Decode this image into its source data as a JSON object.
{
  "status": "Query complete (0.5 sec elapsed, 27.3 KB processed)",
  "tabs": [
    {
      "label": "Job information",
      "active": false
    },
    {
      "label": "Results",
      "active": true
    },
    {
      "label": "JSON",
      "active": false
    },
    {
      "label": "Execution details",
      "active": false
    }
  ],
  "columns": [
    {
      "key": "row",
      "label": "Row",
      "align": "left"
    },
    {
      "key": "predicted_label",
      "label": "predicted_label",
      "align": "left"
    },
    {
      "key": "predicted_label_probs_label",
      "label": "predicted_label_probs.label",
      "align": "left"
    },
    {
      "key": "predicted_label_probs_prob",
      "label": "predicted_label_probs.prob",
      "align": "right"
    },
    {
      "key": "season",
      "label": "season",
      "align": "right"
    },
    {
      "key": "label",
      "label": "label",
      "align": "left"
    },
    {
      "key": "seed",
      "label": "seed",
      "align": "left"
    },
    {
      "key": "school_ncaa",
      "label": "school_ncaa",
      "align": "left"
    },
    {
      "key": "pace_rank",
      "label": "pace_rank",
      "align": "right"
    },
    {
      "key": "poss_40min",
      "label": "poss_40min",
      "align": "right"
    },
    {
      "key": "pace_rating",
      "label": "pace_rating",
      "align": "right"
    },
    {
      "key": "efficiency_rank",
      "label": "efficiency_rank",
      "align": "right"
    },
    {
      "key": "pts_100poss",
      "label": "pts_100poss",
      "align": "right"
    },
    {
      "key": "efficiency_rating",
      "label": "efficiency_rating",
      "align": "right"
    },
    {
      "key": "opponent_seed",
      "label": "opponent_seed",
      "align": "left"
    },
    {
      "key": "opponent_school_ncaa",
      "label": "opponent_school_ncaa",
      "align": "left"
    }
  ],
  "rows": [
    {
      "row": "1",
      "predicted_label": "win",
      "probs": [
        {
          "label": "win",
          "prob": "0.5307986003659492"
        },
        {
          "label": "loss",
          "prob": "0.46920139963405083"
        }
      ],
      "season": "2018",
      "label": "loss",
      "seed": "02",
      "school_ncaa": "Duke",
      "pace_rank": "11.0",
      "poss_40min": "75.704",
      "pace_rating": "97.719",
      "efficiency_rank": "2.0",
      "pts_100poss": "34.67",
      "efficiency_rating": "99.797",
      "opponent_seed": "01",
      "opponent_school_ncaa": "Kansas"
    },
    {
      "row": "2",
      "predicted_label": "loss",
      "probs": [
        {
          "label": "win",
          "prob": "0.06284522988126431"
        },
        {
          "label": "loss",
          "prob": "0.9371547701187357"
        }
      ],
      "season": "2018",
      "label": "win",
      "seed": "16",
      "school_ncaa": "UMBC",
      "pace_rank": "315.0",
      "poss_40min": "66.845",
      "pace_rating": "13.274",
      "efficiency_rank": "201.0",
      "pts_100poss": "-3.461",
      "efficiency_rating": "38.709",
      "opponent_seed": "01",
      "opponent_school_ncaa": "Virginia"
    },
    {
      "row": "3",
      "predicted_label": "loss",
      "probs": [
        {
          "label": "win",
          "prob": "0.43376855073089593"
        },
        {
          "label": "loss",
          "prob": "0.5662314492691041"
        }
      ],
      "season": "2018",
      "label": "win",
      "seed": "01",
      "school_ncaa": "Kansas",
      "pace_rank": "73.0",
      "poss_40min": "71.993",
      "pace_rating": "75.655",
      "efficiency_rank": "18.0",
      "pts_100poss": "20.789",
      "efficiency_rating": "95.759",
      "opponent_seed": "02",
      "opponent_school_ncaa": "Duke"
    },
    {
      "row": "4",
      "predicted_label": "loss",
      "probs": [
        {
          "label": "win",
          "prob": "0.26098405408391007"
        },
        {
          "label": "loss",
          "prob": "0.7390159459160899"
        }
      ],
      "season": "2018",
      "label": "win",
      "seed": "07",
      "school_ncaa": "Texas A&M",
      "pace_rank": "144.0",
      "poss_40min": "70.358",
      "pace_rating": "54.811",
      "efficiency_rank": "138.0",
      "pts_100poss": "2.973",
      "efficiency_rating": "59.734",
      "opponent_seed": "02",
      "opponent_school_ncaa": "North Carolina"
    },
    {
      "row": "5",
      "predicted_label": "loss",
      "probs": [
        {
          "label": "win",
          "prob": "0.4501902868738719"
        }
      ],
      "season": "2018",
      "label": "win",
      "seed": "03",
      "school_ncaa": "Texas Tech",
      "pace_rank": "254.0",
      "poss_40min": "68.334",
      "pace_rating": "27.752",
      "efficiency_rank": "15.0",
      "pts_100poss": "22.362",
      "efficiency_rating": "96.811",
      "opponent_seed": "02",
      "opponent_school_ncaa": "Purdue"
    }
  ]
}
* * *
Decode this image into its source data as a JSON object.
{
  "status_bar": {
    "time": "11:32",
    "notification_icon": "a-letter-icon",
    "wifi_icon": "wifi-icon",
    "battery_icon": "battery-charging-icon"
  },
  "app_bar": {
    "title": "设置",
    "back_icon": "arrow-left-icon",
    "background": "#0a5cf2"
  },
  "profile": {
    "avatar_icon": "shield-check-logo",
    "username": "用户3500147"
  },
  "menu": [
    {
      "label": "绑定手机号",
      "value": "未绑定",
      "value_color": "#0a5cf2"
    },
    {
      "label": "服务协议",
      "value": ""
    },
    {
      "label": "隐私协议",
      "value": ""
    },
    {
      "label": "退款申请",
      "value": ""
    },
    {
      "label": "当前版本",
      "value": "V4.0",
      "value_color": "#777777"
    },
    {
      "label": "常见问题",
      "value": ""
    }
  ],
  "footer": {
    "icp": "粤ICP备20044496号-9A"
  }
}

→ TO DO
Count how many lines contain "Kansas" and give only that count.

→ EXERCISE ANSWER
2